- _DATA SECTION_:

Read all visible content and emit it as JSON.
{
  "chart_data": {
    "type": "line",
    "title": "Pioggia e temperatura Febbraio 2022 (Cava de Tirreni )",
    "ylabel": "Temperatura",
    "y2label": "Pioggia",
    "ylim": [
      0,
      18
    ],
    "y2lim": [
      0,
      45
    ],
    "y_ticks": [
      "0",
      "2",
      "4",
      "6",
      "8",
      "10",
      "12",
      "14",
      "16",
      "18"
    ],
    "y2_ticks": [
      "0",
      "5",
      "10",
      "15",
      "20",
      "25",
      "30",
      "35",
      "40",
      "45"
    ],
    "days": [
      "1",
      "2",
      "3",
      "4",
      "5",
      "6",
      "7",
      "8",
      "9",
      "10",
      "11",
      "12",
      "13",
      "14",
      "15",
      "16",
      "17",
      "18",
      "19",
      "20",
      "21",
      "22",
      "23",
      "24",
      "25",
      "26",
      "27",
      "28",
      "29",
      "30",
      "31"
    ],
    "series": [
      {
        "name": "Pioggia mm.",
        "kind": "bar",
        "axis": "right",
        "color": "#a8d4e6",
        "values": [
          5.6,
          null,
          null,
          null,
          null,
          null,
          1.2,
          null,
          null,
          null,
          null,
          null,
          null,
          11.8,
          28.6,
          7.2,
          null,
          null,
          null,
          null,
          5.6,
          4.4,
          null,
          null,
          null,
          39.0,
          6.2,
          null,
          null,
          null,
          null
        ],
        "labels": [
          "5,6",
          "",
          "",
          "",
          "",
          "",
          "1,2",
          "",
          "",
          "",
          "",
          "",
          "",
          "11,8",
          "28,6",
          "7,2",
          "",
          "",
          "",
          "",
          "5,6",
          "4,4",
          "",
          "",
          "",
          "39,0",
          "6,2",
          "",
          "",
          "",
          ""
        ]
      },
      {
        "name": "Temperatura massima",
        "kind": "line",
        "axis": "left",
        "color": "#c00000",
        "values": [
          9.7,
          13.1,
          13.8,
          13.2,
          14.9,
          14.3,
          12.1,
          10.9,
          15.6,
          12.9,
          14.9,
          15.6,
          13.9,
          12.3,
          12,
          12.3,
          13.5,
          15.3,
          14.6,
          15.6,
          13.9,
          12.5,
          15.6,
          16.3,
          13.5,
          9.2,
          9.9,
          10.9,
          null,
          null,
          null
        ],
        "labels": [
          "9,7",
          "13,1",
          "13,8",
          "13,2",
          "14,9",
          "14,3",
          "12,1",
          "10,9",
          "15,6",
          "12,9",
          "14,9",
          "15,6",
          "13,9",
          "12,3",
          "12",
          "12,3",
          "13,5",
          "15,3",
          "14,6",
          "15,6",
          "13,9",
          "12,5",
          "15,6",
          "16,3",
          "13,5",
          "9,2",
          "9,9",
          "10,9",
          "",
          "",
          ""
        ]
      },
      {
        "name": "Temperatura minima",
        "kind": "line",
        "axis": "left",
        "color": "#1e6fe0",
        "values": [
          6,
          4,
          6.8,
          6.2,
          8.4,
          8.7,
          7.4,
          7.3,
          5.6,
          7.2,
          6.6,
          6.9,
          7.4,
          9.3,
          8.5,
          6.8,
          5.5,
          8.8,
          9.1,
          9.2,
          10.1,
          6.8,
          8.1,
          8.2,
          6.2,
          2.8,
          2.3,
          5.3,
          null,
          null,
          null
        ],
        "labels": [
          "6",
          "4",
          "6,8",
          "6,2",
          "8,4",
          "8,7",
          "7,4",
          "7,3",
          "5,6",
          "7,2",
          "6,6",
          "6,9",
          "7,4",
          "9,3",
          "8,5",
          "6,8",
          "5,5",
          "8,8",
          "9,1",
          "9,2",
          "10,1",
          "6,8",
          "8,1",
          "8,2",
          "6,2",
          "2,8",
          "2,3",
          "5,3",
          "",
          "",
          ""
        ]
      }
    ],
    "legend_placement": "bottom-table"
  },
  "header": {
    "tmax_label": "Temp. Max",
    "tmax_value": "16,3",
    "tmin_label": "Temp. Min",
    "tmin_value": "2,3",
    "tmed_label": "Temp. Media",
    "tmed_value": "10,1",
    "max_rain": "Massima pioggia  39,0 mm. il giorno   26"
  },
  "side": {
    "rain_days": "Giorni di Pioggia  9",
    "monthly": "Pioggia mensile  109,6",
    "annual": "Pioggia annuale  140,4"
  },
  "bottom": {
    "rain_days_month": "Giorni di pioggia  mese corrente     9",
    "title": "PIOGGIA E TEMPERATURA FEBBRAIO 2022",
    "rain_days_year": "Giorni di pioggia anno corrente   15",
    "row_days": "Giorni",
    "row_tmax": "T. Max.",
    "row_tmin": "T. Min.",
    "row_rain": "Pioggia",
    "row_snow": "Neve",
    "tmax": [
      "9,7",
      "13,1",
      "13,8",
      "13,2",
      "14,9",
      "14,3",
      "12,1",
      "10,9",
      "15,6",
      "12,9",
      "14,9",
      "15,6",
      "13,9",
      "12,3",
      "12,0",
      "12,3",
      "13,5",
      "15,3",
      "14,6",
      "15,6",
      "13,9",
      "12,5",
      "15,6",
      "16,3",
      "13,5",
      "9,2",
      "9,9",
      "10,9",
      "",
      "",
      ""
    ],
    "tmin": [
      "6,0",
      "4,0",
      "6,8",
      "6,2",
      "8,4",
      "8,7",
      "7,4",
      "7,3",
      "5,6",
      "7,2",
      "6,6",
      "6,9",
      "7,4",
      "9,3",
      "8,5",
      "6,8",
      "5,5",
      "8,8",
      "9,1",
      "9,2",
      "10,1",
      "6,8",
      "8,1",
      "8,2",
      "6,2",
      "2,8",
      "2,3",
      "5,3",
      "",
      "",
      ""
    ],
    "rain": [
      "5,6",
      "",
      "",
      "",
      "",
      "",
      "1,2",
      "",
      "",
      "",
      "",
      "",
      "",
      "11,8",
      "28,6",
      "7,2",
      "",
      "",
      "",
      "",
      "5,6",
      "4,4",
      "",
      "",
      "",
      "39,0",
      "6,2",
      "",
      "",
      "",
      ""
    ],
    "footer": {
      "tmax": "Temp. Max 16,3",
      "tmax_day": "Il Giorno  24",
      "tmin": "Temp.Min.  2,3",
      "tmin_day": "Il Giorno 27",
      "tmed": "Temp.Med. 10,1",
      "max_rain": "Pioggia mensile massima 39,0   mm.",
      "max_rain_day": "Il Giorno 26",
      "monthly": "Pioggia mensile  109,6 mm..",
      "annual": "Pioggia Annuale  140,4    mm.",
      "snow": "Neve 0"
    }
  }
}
* * *
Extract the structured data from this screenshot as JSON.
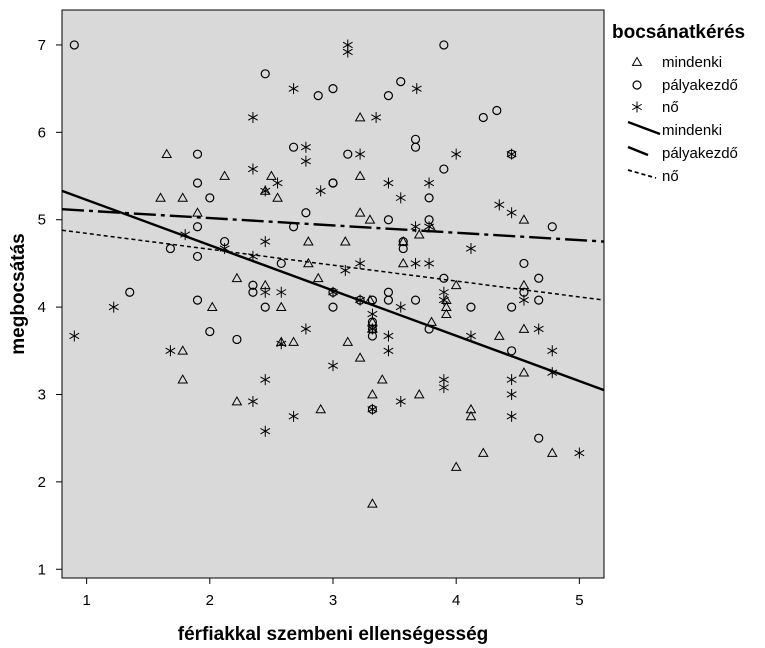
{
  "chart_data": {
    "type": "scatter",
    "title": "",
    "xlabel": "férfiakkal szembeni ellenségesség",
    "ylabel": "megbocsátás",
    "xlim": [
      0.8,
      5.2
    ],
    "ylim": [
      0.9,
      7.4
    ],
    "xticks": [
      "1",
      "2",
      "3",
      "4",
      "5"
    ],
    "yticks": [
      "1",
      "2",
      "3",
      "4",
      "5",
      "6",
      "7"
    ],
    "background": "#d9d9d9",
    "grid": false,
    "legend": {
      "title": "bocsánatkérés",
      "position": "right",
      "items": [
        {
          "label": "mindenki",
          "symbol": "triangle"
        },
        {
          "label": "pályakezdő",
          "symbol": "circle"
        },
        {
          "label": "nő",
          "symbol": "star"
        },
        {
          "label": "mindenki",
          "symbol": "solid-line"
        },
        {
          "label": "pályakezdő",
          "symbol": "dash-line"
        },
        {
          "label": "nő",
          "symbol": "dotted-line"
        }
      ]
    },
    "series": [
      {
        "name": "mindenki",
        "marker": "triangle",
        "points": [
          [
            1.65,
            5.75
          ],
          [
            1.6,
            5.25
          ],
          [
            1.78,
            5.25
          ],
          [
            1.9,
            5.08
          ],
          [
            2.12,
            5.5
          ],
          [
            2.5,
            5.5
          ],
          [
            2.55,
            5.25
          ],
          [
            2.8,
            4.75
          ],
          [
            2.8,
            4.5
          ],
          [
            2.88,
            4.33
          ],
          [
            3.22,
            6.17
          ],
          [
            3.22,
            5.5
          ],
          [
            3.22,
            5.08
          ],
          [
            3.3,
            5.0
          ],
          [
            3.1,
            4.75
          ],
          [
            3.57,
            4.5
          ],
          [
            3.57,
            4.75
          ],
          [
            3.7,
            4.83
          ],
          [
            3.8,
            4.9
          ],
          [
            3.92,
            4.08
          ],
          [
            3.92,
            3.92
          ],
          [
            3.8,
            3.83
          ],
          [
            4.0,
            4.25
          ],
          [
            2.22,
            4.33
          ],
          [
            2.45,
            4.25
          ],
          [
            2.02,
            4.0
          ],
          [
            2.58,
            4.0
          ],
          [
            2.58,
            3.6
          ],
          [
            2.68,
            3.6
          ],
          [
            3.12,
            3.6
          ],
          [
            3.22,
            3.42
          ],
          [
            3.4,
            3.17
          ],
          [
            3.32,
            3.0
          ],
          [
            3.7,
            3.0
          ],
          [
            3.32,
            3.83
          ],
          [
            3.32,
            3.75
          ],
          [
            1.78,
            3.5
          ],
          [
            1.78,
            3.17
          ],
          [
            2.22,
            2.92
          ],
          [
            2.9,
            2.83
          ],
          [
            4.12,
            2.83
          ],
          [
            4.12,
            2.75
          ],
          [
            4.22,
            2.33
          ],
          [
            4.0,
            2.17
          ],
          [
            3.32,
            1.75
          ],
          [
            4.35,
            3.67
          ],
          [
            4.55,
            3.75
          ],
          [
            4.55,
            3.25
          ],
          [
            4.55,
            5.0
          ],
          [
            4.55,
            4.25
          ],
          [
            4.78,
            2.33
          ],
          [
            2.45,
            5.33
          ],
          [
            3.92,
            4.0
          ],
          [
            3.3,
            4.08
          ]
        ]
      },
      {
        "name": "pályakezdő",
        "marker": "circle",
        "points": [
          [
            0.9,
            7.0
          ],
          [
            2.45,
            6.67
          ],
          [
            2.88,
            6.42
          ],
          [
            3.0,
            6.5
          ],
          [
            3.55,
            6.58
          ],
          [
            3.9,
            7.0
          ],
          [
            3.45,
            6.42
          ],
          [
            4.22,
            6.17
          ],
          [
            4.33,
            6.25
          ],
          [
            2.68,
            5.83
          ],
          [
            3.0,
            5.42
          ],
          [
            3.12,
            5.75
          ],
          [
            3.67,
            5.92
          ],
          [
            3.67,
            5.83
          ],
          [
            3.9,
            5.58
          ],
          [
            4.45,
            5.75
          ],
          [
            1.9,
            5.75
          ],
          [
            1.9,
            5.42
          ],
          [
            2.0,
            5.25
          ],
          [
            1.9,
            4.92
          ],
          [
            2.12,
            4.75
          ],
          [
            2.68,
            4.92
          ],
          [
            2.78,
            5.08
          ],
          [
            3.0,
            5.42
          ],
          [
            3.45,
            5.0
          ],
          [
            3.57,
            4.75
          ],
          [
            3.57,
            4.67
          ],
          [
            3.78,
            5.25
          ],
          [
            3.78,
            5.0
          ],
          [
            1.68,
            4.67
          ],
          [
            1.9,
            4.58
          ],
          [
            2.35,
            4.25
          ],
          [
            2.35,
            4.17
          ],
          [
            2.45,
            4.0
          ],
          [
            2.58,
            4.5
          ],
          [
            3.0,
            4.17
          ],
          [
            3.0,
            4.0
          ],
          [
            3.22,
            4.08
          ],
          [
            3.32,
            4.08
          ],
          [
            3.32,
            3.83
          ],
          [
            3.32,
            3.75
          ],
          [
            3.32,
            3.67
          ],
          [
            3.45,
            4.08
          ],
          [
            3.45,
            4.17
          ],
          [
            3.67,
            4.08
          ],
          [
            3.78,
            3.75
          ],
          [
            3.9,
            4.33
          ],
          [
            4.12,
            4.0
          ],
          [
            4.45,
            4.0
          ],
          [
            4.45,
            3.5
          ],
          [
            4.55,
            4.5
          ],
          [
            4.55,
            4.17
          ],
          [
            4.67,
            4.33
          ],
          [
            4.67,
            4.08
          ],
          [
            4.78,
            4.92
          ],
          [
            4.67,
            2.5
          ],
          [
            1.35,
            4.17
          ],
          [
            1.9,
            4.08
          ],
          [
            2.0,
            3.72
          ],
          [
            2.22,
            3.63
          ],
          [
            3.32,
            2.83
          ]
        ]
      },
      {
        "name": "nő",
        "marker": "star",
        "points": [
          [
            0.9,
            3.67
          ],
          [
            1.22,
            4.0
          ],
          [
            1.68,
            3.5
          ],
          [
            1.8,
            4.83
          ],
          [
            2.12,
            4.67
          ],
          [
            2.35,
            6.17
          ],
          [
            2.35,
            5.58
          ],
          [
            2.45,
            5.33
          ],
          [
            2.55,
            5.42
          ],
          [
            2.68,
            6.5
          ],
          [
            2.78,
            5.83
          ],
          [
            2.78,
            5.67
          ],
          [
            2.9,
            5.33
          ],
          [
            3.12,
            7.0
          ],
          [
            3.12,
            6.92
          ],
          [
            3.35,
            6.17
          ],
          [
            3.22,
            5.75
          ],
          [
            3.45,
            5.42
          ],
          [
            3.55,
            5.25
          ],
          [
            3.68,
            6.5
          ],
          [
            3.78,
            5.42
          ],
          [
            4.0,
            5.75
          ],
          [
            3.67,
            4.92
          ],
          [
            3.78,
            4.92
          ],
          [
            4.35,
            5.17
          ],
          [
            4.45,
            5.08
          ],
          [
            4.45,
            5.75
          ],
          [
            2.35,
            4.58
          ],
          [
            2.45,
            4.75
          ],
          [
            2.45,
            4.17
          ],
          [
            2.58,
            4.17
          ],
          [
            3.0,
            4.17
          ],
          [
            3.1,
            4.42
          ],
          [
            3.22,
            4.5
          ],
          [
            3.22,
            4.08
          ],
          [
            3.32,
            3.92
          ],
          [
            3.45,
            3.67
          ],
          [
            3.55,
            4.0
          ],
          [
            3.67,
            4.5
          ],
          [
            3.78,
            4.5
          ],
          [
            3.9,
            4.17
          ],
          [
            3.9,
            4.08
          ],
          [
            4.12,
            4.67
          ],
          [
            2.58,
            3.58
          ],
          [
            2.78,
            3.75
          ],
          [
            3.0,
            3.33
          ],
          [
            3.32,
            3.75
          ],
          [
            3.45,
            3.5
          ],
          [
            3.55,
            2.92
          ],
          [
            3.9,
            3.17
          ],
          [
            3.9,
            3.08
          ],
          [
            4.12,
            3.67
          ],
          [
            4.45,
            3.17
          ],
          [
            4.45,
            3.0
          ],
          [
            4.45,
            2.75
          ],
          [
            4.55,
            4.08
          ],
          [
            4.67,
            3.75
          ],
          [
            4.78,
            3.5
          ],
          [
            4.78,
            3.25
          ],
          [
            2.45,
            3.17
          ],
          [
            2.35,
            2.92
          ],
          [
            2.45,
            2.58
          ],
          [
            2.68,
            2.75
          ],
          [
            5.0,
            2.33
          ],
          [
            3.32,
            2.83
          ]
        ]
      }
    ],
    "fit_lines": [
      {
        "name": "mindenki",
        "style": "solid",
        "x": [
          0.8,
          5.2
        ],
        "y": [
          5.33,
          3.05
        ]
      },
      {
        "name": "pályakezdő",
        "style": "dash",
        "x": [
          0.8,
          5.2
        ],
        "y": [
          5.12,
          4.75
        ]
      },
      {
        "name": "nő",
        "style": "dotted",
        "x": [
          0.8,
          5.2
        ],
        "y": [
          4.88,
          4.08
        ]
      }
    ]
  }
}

- _GIVEN EXERCISE_:
From the entries above, copy every line that holds the word "JSON".

- _EXERCISE SOLUTION_:
Read all visible content and emit it as JSON.
Extract the structured data from this screenshot as JSON.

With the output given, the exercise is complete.